**PROBLEM REQUIREMENTS:** Write out the whole listing again, exactly as given.

**PROVIDED RECORDS:**
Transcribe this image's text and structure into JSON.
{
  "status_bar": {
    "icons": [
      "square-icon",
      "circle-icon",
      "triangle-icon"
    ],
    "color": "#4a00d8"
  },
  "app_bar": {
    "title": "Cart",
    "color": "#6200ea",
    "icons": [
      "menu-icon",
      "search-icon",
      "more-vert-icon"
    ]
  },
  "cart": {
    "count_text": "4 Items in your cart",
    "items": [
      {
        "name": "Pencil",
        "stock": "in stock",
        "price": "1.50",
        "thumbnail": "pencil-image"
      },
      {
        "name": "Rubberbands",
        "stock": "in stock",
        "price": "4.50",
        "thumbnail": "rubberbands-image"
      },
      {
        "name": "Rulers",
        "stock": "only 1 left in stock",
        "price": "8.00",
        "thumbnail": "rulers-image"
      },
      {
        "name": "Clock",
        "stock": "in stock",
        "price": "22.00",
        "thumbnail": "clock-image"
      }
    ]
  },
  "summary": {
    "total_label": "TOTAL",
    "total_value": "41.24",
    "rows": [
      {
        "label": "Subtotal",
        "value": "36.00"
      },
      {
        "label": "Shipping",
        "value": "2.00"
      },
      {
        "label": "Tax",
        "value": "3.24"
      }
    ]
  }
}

**TASK RESPONSE:**
Transcribe this image's text and structure into JSON.
{
  "status_bar": {
    "icons": [
      "square-icon",
      "circle-icon",
      "triangle-icon"
    ],
    "color": "#4a00d8"
  },
  "app_bar": {
    "title": "Cart",
    "color": "#6200ea",
    "icons": [
      "menu-icon",
      "search-icon",
      "more-vert-icon"
    ]
  },
  "cart": {
    "count_text": "4 Items in your cart",
    "items": [
      {
        "name": "Pencil",
        "stock": "in stock",
        "price": "1.50",
        "thumbnail": "pencil-image"
      },
      {
        "name": "Rubberbands",
        "stock": "in stock",
        "price": "4.50",
        "thumbnail": "rubberbands-image"
      },
      {
        "name": "Rulers",
        "stock": "only 1 left in stock",
        "price": "8.00",
        "thumbnail": "rulers-image"
      },
      {
        "name": "Clock",
        "stock": "in stock",
        "price": "22.00",
        "thumbnail": "clock-image"
      }
    ]
  },
  "summary": {
    "total_label": "TOTAL",
    "total_value": "41.24",
    "rows": [
      {
        "label": "Subtotal",
        "value": "36.00"
      },
      {
        "label": "Shipping",
        "value": "2.00"
      },
      {
        "label": "Tax",
        "value": "3.24"
      }
    ]
  }
}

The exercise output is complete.